> **Your goal**
Check each line of the listing below for the string "title", and copy the ones that have it.
==============================
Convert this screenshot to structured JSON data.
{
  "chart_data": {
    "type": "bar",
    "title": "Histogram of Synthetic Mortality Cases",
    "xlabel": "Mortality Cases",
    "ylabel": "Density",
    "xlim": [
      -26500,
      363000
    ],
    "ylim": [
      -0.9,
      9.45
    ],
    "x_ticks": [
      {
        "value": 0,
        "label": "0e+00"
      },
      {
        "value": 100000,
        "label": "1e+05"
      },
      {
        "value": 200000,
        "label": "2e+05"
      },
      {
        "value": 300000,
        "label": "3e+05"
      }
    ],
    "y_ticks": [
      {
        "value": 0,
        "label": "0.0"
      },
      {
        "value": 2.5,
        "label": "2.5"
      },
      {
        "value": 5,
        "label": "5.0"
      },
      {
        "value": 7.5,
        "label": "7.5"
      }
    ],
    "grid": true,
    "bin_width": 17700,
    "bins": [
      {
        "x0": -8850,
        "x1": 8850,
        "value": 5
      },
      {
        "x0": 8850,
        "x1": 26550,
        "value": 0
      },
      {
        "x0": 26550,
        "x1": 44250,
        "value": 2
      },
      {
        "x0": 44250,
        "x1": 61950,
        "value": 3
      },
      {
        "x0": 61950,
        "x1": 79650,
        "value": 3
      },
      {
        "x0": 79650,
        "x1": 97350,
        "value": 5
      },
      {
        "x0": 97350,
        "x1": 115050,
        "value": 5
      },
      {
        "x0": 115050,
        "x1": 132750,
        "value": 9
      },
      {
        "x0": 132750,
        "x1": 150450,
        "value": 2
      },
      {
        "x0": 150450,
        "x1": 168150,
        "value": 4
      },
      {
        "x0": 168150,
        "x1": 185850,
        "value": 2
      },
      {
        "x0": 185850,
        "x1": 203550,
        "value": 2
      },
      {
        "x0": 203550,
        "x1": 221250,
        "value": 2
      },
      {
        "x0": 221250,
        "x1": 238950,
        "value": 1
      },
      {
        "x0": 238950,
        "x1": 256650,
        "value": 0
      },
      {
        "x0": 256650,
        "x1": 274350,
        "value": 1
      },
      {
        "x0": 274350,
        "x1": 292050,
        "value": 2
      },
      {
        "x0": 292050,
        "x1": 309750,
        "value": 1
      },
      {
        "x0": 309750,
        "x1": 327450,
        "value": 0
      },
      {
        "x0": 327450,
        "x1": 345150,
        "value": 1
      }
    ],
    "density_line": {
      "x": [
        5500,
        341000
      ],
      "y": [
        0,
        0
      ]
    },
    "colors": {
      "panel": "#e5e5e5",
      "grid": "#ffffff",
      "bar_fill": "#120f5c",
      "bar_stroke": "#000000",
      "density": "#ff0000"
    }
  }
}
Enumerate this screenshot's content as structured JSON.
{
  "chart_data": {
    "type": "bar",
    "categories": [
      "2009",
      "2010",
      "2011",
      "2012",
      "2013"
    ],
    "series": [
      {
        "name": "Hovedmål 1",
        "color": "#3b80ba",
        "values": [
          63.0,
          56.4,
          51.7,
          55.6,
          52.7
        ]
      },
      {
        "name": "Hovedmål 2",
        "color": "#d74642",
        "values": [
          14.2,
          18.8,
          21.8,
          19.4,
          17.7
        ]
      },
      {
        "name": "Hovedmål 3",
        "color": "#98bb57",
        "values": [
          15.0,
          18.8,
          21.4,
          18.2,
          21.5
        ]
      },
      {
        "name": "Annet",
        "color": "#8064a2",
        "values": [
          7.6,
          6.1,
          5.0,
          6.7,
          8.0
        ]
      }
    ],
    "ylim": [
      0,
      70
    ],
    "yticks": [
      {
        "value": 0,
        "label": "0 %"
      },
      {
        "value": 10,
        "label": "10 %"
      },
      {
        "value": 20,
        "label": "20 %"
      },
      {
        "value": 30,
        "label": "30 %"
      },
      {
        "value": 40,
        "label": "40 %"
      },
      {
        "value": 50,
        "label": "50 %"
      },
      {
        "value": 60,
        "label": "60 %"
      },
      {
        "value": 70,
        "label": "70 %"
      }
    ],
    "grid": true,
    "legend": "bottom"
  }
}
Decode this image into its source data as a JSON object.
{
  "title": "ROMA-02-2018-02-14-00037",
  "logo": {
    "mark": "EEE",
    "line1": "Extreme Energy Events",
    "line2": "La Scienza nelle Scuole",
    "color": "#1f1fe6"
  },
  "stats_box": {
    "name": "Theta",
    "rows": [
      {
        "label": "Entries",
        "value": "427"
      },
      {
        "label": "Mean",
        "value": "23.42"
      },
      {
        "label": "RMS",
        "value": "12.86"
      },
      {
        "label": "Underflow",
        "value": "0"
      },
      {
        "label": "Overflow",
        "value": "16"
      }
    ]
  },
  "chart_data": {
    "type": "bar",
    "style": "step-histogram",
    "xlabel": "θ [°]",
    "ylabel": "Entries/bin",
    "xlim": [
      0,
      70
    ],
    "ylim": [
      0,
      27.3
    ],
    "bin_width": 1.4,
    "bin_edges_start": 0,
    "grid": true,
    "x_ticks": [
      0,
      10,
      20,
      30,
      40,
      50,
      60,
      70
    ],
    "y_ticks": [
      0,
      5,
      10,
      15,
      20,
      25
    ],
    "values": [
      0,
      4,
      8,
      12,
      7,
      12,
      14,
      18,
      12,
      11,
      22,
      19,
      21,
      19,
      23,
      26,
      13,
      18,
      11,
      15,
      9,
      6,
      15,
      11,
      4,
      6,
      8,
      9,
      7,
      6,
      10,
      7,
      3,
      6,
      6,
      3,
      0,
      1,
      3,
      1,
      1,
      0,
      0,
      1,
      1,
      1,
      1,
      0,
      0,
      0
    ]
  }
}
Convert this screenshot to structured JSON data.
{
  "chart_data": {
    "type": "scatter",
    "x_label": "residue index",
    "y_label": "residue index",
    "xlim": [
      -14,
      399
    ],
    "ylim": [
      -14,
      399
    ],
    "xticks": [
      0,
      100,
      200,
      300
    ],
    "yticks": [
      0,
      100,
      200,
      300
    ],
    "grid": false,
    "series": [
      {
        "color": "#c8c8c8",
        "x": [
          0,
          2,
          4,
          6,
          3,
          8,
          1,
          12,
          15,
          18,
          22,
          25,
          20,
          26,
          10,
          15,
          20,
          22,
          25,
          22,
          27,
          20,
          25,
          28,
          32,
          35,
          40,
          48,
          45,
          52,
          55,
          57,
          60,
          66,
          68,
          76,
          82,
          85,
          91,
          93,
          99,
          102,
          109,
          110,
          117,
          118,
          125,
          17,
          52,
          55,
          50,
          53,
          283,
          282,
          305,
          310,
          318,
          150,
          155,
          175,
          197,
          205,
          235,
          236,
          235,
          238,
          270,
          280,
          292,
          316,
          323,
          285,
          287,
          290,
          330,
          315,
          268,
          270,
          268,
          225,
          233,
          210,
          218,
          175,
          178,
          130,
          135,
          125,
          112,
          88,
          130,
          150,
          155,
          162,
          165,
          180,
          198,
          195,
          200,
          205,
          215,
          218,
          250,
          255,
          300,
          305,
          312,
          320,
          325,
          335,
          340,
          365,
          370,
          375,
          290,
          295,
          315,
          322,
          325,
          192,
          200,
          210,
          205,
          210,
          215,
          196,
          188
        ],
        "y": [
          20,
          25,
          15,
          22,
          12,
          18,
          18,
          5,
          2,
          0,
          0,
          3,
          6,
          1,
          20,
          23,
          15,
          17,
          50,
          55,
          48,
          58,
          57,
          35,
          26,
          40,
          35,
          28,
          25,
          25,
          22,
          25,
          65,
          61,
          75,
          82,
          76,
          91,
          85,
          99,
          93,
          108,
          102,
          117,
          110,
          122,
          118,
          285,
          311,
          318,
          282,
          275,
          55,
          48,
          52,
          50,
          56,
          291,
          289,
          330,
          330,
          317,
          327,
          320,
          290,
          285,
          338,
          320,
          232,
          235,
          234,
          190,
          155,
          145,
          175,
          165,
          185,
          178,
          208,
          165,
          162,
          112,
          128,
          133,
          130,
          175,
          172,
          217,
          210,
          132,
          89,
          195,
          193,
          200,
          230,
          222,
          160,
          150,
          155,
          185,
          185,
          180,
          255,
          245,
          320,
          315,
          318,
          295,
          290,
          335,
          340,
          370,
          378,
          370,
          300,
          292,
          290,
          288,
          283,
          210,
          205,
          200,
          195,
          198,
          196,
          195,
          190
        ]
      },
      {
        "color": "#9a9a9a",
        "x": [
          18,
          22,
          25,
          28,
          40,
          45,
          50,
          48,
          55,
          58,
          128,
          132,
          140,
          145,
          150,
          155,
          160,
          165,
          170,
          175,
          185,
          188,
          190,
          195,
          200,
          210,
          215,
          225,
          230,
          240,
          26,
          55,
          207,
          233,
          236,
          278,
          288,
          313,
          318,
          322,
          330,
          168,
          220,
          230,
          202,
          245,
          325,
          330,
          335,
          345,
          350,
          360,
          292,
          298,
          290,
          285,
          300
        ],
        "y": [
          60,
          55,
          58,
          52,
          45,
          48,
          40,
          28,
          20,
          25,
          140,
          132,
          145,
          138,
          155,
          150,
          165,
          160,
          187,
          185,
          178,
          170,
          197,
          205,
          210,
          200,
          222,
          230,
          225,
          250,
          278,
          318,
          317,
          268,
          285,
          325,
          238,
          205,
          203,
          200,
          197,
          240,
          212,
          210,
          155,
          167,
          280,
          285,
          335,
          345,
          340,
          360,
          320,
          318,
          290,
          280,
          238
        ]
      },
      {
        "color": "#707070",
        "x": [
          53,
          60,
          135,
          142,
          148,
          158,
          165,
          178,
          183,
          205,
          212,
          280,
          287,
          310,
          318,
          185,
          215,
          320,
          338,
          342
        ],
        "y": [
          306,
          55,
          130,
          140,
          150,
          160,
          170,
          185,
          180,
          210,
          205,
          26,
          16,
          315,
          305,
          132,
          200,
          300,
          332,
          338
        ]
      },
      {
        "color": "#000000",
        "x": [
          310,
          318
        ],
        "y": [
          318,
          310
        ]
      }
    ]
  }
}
==============================
> **Full response**
    "title": "Histogram of Synthetic Mortality Cases",
  "title": "ROMA-02-2018-02-14-00037",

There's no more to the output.